▸ Problem to solve:
Quote every line as written. Omit pictures.

++++

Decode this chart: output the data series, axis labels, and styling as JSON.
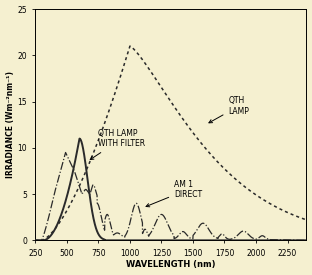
{
  "background_color": "#f5f0d0",
  "xlim": [
    250,
    2400
  ],
  "ylim": [
    0,
    25
  ],
  "xticks": [
    250,
    500,
    750,
    1000,
    1250,
    1500,
    1750,
    2000,
    2250
  ],
  "yticks": [
    0,
    5,
    10,
    15,
    20,
    25
  ],
  "xlabel": "WAVELENGTH (nm)",
  "ylabel": "IRRADIANCE (Wm⁻²nm⁻¹)",
  "line_color": "#2a2a2a"
}
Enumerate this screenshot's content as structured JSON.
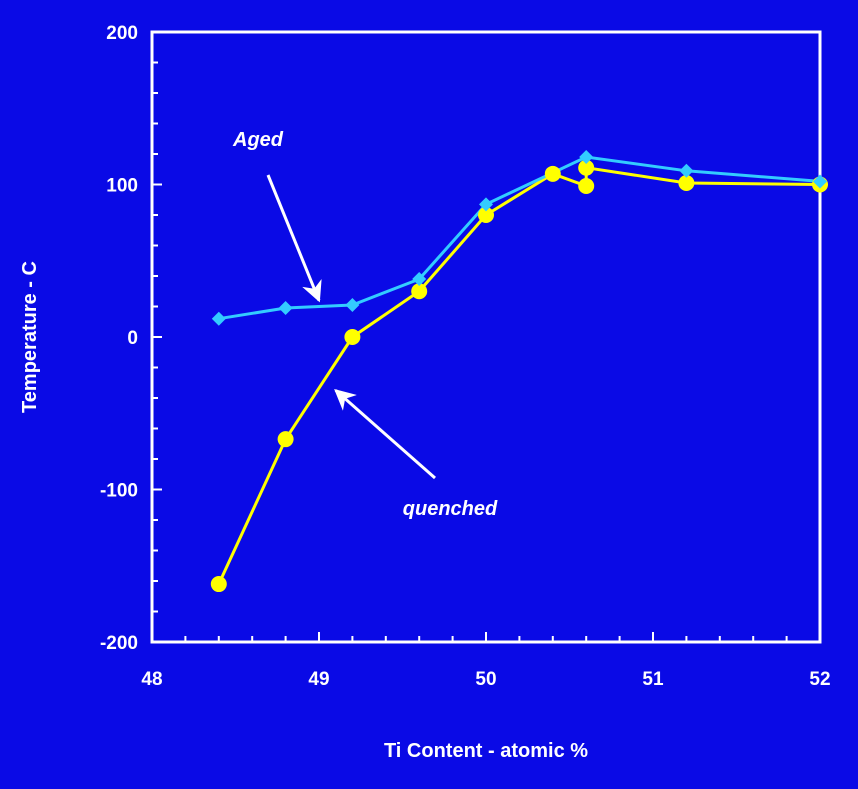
{
  "chart_data": {
    "type": "line",
    "title": "",
    "xlabel": "Ti  Content  -  atomic  %",
    "ylabel": "Temperature   -   C",
    "xlim": [
      48,
      52
    ],
    "ylim": [
      -200,
      200
    ],
    "x_ticks": [
      "48",
      "49",
      "50",
      "51",
      "52"
    ],
    "y_ticks": [
      "200",
      "100",
      "0",
      "-100",
      "-200"
    ],
    "grid": false,
    "legend": "none",
    "series": [
      {
        "name": "Aged",
        "color": "#33ccff",
        "marker": "diamond",
        "x": [
          48.4,
          48.8,
          49.2,
          49.6,
          50.0,
          50.6,
          51.2,
          52.0
        ],
        "y": [
          12,
          19,
          21,
          38,
          87,
          118,
          109,
          102
        ]
      },
      {
        "name": "quenched",
        "color": "#ffff00",
        "marker": "circle",
        "x": [
          48.4,
          48.8,
          49.2,
          49.6,
          50.0,
          50.4,
          50.6,
          50.6,
          51.2,
          52.0
        ],
        "y": [
          -162,
          -67,
          0,
          30,
          80,
          107,
          99,
          111,
          101,
          100
        ]
      }
    ],
    "annotations": [
      {
        "text": "Aged",
        "points_to_series": "Aged",
        "at_x": 49.0,
        "at_y": 24
      },
      {
        "text": "quenched",
        "points_to_series": "quenched",
        "at_x": 49.1,
        "at_y": -35
      }
    ]
  }
}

++++

▸ Answer to the problem:
Decode this chart: output the data series, axis labels, and styling as JSON.
{
  "background_color": "#f5f0d0",
  "xlim": [
    250,
    2400
  ],
  "ylim": [
    0,
    25
  ],
  "xticks": [
    250,
    500,
    750,
    1000,
    1250,
    1500,
    1750,
    2000,
    2250
  ],
  "yticks": [
    0,
    5,
    10,
    15,
    20,
    25
  ],
  "xlabel": "WAVELENGTH (nm)",
  "ylabel": "IRRADIANCE (Wm⁻²nm⁻¹)",
  "line_color": "#2a2a2a"
}
Enumerate this screenshot's content as structured JSON.
{
  "chart_data": {
    "type": "line",
    "title": "",
    "xlabel": "Ti  Content  -  atomic  %",
    "ylabel": "Temperature   -   C",
    "xlim": [
      48,
      52
    ],
    "ylim": [
      -200,
      200
    ],
    "x_ticks": [
      "48",
      "49",
      "50",
      "51",
      "52"
    ],
    "y_ticks": [
      "200",
      "100",
      "0",
      "-100",
      "-200"
    ],
    "grid": false,
    "legend": "none",
    "series": [
      {
        "name": "Aged",
        "color": "#33ccff",
        "marker": "diamond",
        "x": [
          48.4,
          48.8,
          49.2,
          49.6,
          50.0,
          50.6,
          51.2,
          52.0
        ],
        "y": [
          12,
          19,
          21,
          38,
          87,
          118,
          109,
          102
        ]
      },
      {
        "name": "quenched",
        "color": "#ffff00",
        "marker": "circle",
        "x": [
          48.4,
          48.8,
          49.2,
          49.6,
          50.0,
          50.4,
          50.6,
          50.6,
          51.2,
          52.0
        ],
        "y": [
          -162,
          -67,
          0,
          30,
          80,
          107,
          99,
          111,
          101,
          100
        ]
      }
    ],
    "annotations": [
      {
        "text": "Aged",
        "points_to_series": "Aged",
        "at_x": 49.0,
        "at_y": 24
      },
      {
        "text": "quenched",
        "points_to_series": "quenched",
        "at_x": 49.1,
        "at_y": -35
      }
    ]
  }
}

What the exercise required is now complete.